** BEGIN **

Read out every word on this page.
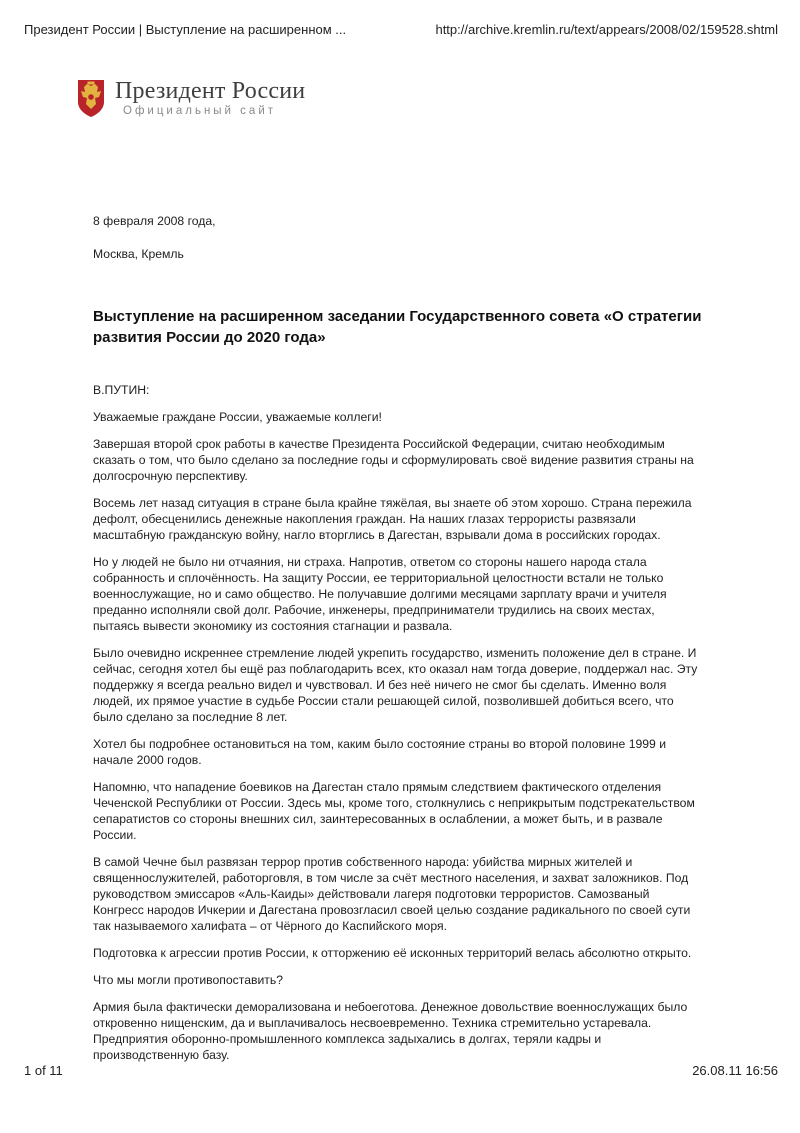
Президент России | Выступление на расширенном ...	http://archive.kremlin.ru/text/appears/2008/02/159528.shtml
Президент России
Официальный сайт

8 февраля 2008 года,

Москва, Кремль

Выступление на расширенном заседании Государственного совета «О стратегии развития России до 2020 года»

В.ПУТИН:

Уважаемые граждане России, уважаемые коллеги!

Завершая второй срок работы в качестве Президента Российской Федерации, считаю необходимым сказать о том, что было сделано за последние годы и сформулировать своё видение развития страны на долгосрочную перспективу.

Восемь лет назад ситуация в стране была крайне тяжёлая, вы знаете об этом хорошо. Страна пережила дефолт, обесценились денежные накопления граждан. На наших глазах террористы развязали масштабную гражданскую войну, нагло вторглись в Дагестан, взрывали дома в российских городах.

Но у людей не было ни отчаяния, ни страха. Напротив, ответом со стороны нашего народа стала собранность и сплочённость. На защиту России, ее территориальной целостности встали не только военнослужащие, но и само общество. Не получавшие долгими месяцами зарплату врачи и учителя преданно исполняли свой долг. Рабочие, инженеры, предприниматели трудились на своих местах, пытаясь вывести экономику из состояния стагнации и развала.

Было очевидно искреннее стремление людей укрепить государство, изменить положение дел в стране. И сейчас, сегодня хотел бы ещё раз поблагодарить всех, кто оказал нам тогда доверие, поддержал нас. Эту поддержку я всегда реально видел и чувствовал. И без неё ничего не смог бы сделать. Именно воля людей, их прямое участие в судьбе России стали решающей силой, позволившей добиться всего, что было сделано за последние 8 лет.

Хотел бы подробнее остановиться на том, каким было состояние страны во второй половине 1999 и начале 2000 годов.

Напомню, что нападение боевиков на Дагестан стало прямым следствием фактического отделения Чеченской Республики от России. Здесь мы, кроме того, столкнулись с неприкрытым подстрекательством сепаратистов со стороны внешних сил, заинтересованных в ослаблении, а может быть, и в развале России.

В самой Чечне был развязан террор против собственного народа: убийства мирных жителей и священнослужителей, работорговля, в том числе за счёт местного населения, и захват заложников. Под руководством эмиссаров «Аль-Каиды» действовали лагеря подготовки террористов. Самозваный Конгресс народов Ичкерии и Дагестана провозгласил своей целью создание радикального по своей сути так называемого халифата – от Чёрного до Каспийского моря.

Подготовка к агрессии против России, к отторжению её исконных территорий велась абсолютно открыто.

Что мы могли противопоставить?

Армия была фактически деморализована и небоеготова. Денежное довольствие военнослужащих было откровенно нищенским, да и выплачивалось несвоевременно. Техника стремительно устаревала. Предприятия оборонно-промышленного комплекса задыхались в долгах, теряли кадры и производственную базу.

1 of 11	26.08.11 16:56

** END **

▶ [Exercise description]:
Using the listing above, state the number of lines that hold "развития", with no other text.

▶ [Solution for this task]:
2